■ Jobs
1. Output the passage on repetitive behavior and relationship addiction word for word, in full.
2. Return everything from the start of the rows down to and including the line that contains "x-axis-label: Year: [493, 627, 527, 644]", reproducing those rows verbatim and nothing more.

■ Text passage
======
This dating diamond from Maryanne Comaroto concludes from the previous post.
Repetitious behavior in and of itself is not inherently bad; we count on some of our repetitive behaviors to create success. It’s when repetitious behavior is deleterious or destructive that we need to be concerned. At which point, if we can catch it, we have an invitation for self-inquiry and deeper examination. We can take an investigative look at what we really long for or need. Then we can choose conscious, healthy ways of giving ourselves just that, so we can avoid harming ourselves and anyone else any further.
I know, how boring! Bring me the drama, I like the bad boys and the tortured souls, it’s so much more interesting and fun. Maybe…temporarily. I would argue that in the long run it’s depleting and soul-sucking, and often proves to be dangerous. If you think you might be one of the hundreds of thousands of people affected by relationship addiction each year, here’s a quiz that may help you tell:
? Do you feel a kind of high when this person calls or makes contact with you?
======
■ Extracted material
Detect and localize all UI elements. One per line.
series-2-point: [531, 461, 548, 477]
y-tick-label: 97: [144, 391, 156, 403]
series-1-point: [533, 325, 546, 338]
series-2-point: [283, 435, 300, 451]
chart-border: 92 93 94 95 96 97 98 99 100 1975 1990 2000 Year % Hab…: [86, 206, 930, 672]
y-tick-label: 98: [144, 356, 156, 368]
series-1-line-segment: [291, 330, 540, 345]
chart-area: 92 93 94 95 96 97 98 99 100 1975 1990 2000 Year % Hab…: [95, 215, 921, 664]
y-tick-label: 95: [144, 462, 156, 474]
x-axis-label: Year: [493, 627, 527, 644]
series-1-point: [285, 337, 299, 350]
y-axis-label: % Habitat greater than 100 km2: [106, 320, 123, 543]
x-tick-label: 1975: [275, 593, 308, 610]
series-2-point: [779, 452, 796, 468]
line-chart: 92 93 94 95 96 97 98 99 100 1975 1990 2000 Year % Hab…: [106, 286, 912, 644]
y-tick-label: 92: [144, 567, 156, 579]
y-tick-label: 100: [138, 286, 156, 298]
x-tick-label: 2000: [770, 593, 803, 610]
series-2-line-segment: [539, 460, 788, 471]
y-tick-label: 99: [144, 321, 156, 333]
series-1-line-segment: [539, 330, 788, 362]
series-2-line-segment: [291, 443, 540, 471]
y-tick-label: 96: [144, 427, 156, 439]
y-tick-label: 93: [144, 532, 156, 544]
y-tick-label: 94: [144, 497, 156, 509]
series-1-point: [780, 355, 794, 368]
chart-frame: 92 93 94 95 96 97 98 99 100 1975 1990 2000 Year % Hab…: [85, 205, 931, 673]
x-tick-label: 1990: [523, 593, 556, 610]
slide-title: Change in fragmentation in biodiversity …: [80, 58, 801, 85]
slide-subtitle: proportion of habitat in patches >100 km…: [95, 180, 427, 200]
======
■ Results for the exercise
1.
This dating diamond from Maryanne Comaroto concludes from the previous post.
Repetitious behavior in and of itself is not inherently bad; we count on some of our repetitive behaviors to create success. It’s when repetitious behavior is deleterious or destructive that we need to be concerned. At which point, if we can catch it, we have an invitation for self-inquiry and deeper examination. We can take an investigative look at what we really long for or need. Then we can choose conscious, healthy ways of giving ourselves just that, so we can avoid harming ourselves and anyone else any further.
I know, how boring! Bring me the drama, I like the bad boys and the tortured souls, it’s so much more interesting and fun. Maybe…temporarily. I would argue that in the long run it’s depleting and soul-sucking, and often proves to be dangerous. If you think you might be one of the hundreds of thousands of people affected by relationship addiction each year, here’s a quiz that may help you tell:
? Do you feel a kind of high when this person calls or makes contact with you?

2.
Detect and localize all UI elements. One per line.
series-2-point: [531, 461, 548, 477]
y-tick-label: 97: [144, 391, 156, 403]
series-1-point: [533, 325, 546, 338]
series-2-point: [283, 435, 300, 451]
chart-border: 92 93 94 95 96 97 98 99 100 1975 1990 2000 Year % Hab…: [86, 206, 930, 672]
y-tick-label: 98: [144, 356, 156, 368]
series-1-line-segment: [291, 330, 540, 345]
chart-area: 92 93 94 95 96 97 98 99 100 1975 1990 2000 Year % Hab…: [95, 215, 921, 664]
y-tick-label: 95: [144, 462, 156, 474]
x-axis-label: Year: [493, 627, 527, 644]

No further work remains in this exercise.